*Task to carry out:* Return the exact lines spanning from the line with "Serialize everything readable" through the last line of the entries, boundaries included, and no others.

Records from a data source
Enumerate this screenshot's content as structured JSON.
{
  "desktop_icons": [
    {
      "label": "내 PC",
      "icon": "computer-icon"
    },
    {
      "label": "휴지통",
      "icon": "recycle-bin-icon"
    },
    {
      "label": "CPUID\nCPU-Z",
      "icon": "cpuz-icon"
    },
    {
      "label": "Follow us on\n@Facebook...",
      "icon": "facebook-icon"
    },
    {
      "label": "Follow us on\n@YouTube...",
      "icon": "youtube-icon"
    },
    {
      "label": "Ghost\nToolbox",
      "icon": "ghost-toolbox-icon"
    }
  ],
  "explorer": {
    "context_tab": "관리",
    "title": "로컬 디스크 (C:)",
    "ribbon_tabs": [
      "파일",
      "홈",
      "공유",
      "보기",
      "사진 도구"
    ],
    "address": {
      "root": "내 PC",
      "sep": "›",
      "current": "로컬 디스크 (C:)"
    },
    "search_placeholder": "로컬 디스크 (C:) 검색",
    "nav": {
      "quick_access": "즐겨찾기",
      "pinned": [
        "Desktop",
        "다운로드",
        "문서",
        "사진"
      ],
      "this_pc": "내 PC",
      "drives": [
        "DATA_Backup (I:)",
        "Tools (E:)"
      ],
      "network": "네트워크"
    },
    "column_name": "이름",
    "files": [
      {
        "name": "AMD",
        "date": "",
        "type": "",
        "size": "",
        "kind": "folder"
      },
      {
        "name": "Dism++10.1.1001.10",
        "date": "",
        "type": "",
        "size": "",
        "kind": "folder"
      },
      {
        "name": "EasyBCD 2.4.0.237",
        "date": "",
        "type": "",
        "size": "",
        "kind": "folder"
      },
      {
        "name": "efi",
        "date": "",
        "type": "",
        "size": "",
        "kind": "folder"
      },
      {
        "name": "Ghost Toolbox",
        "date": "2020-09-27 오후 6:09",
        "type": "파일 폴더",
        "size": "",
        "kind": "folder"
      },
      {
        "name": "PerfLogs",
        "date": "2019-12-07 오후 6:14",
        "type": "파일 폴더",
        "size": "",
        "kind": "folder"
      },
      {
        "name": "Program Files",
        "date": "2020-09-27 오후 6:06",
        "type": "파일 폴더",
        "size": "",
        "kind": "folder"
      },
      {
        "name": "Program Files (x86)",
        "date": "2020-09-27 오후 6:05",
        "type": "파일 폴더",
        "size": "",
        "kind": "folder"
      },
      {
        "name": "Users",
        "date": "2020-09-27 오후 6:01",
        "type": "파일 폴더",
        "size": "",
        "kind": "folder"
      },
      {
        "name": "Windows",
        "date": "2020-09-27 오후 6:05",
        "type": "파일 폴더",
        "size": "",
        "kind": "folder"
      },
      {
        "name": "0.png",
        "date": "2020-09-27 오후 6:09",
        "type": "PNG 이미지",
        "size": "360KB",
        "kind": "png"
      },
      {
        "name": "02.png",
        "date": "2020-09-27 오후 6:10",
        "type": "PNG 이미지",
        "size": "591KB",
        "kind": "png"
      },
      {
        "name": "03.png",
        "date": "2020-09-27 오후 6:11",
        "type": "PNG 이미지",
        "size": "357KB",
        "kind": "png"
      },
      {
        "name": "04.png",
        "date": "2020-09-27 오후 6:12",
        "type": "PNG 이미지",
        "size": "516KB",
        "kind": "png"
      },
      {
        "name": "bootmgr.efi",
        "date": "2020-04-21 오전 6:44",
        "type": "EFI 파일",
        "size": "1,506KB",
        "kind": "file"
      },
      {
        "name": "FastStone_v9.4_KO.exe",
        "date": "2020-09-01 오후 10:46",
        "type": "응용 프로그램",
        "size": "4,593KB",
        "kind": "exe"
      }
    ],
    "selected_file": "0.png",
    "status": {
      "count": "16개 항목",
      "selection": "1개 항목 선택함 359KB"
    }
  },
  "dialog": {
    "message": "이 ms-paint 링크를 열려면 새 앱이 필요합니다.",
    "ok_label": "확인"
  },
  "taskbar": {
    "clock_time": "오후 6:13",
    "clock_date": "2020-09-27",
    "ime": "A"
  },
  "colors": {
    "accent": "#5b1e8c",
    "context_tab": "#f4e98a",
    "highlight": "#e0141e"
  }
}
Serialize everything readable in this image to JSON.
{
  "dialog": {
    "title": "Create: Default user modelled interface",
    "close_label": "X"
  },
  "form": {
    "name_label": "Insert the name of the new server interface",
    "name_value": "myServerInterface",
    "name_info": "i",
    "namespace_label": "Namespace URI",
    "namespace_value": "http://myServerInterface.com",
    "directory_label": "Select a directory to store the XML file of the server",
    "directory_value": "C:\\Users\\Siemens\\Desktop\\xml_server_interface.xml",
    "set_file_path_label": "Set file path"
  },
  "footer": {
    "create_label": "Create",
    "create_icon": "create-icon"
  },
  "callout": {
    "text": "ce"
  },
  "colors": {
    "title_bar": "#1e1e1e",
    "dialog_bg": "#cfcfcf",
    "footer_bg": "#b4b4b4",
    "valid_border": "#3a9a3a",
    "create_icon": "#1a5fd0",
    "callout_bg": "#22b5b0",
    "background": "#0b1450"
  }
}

*Solution to the exercise:*
Serialize everything readable in this image to JSON.
{
  "dialog": {
    "title": "Create: Default user modelled interface",
    "close_label": "X"
  },
  "form": {
    "name_label": "Insert the name of the new server interface",
    "name_value": "myServerInterface",
    "name_info": "i",
    "namespace_label": "Namespace URI",
    "namespace_value": "http://myServerInterface.com",
    "directory_label": "Select a directory to store the XML file of the server",
    "directory_value": "C:\\Users\\Siemens\\Desktop\\xml_server_interface.xml",
    "set_file_path_label": "Set file path"
  },
  "footer": {
    "create_label": "Create",
    "create_icon": "create-icon"
  },
  "callout": {
    "text": "ce"
  },
  "colors": {
    "title_bar": "#1e1e1e",
    "dialog_bg": "#cfcfcf",
    "footer_bg": "#b4b4b4",
    "valid_border": "#3a9a3a",
    "create_icon": "#1a5fd0",
    "callout_bg": "#22b5b0",
    "background": "#0b1450"
  }
}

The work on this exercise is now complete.